Since upgrading to Sierra, this code still runs, but each block is run in serial -- the cout statement shows that they are being executed in serial order, and CPU usage graph shows no parallel working on.
Queue is defined as:
workQueue = dispatch_queue_create("workQueue", DISPATCH_QUEUE_CONCURRENT);
And the relevant program code is:
case Concurrency::Parallel: {
dispatch_apply(stateMap.size(), workQueue, ^(size_t stateIndex) {
string thisCode = stateCodes[stateIndex];
long thisCount = stateCounts[stateIndex];
GameResult sliceResult = playStateOfCode(thisCode, thisCount);
results[stateIndex] = sliceResult;
if ((stateIndex + 1) % updatePeriod == 0) {
cout << stateIndex << endl;
}
});
break;
}
I strongly suspect that this either a bug, but if this is GCD forcing me to use new C++ methods for this, I'm all ears.

=== Data provided ===
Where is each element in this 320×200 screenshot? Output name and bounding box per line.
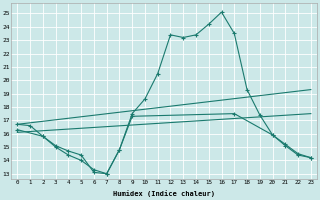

=== Written instruction ===
From the post about GCD running blocks serially on Sierra, quote the passage starting with "Since upgrading to" and going on through "parallel working on.".

=== Task output ===
Since upgrading to Sierra, this code still runs, but each block is run in serial -- the cout statement shows that they are being executed in serial order, and CPU usage graph shows no parallel working on.